Count every line of the material that holds the string "JSON". Respond with the total only.

[BEGIN DATA PROVIDED]

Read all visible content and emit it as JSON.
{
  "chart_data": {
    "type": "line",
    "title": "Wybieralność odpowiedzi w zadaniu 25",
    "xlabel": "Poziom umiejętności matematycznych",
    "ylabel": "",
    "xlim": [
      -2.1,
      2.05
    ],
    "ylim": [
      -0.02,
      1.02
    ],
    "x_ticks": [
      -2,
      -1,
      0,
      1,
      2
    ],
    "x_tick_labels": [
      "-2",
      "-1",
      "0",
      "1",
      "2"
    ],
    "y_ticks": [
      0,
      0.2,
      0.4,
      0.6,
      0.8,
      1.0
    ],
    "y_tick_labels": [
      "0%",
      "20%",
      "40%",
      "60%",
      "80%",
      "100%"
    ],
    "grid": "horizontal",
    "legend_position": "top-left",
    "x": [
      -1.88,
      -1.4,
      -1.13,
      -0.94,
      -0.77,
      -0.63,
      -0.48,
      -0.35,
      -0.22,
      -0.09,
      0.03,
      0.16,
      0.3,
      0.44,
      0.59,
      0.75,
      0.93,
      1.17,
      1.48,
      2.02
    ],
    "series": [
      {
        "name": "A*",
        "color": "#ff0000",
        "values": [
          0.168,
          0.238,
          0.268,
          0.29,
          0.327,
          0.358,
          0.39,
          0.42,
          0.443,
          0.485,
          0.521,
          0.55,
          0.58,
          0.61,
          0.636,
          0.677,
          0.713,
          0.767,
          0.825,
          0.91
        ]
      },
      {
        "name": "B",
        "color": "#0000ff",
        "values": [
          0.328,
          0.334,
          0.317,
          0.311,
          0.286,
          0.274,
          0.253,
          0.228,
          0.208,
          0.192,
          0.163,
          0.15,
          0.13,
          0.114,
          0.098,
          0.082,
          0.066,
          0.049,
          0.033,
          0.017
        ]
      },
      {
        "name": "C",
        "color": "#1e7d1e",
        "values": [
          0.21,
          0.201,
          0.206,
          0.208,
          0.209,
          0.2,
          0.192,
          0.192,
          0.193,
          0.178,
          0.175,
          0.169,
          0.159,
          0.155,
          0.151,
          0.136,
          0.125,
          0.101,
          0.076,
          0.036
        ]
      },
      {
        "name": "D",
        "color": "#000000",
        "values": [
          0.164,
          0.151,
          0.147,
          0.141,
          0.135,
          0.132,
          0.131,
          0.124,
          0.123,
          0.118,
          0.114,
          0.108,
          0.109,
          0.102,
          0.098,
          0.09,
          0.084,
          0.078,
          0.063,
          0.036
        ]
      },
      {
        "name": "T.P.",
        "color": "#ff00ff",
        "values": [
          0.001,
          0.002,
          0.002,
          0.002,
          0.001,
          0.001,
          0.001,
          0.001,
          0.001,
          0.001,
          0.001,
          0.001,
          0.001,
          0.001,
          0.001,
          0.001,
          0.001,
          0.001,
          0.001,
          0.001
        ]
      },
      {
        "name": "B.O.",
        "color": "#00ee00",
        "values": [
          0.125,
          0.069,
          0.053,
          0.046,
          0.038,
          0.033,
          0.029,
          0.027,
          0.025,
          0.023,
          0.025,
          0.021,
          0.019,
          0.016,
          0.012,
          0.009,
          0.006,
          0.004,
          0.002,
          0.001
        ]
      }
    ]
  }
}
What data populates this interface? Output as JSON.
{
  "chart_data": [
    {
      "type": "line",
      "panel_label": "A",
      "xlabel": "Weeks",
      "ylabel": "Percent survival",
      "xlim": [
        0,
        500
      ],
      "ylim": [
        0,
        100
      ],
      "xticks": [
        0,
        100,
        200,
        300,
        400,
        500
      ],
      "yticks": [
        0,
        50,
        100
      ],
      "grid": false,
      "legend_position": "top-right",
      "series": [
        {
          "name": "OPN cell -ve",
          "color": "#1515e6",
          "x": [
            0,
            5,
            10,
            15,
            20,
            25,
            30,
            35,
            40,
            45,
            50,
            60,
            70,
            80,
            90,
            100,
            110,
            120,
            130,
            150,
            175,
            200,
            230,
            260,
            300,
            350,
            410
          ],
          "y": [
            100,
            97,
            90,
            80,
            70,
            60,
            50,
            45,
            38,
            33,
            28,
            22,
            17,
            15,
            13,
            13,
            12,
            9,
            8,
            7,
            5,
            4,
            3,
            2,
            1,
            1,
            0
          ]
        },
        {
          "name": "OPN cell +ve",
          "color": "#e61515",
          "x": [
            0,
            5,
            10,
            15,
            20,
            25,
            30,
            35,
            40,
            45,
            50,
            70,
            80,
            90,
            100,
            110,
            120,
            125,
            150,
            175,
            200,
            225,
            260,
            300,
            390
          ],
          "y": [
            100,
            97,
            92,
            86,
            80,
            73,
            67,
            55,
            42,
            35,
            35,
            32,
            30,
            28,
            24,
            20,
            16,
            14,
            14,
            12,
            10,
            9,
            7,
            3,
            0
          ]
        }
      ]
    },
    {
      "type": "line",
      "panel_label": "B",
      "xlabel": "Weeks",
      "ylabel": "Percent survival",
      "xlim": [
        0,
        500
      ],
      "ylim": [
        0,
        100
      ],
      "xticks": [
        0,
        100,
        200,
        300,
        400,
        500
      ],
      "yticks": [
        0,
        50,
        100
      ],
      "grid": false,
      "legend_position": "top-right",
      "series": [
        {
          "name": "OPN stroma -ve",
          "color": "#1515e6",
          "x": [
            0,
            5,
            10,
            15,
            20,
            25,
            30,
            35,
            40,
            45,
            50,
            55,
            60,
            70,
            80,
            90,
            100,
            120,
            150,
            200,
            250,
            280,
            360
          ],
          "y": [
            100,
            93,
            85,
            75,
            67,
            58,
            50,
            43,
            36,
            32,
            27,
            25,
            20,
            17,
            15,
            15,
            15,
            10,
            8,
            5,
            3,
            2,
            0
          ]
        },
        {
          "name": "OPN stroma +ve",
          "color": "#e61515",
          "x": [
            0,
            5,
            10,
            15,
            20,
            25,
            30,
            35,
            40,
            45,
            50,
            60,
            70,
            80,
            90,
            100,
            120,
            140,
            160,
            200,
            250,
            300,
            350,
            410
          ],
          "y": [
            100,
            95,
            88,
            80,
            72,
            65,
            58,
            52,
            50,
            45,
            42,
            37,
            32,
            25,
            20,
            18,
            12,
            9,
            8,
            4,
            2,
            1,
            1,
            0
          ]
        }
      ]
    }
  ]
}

[END DATA PROVIDED]

WRITTEN RESPONSE: 2